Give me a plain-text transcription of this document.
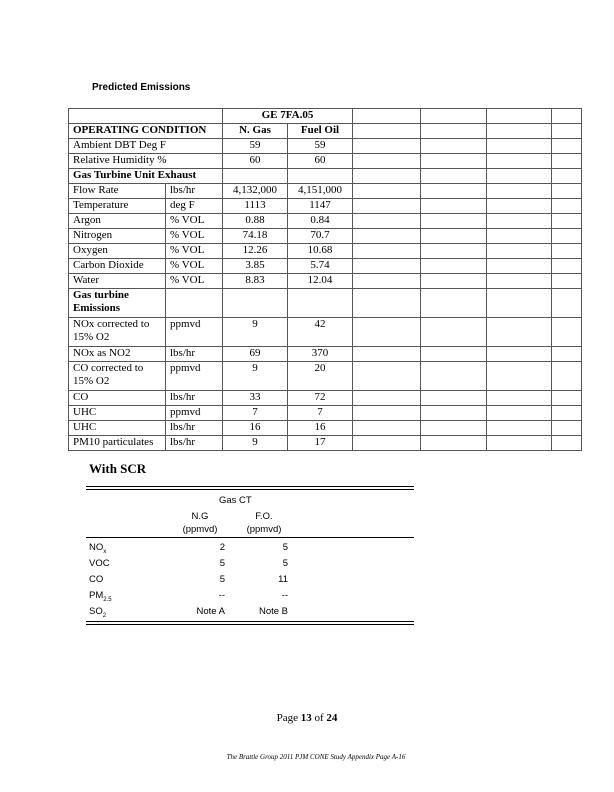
Predicted Emissions
		GE 7FA.05					
OPERATING CONDITION		N. Gas	Fuel Oil				
Ambient DBT Deg F		59	59				
Relative Humidity %		60	60				
Gas Turbine Unit Exhaust							
Flow Rate	lbs/hr	4,132,000	4,151,000				
Temperature	deg F	1113	1147				
Argon	% VOL	0.88	0.84				
Nitrogen	% VOL	74.18	70.7				
Oxygen	% VOL	12.26	10.68				
Carbon Dioxide	% VOL	3.85	5.74				
Water	% VOL	8.83	12.04				

Gas turbine
Emissions							

NOx corrected to
15% O2	ppmvd	9	42				

NOx as NO2	lbs/hr	69	370				

CO corrected to
15% O2	ppmvd	9	20				

CO	lbs/hr	33	72				

UHC	ppmvd	7	7				

UHC	lbs/hr	16	16				

PM10 particulates	lbs/hr	9	17				
With SCR
Gas CT
N.G	F.O.
(ppmvd)	(ppmvd)
$NO_x$	2	5
VOC	5	5
CO	5	11
$PM_{2.5}$	--	--
$SO_2$	Note A	Note B
Page 13 of 24
The Brattle Group 2011 PJM CONE Study Appendix Page A-16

══════

Instructions for the task:
In the records above, locate the lines holding the word "ppmvd". Copy each of them.

Completed task:
15% O2	ppmvd	9	42				
15% O2	ppmvd	9	20				
UHC	ppmvd	7	7				
(ppmvd)	(ppmvd)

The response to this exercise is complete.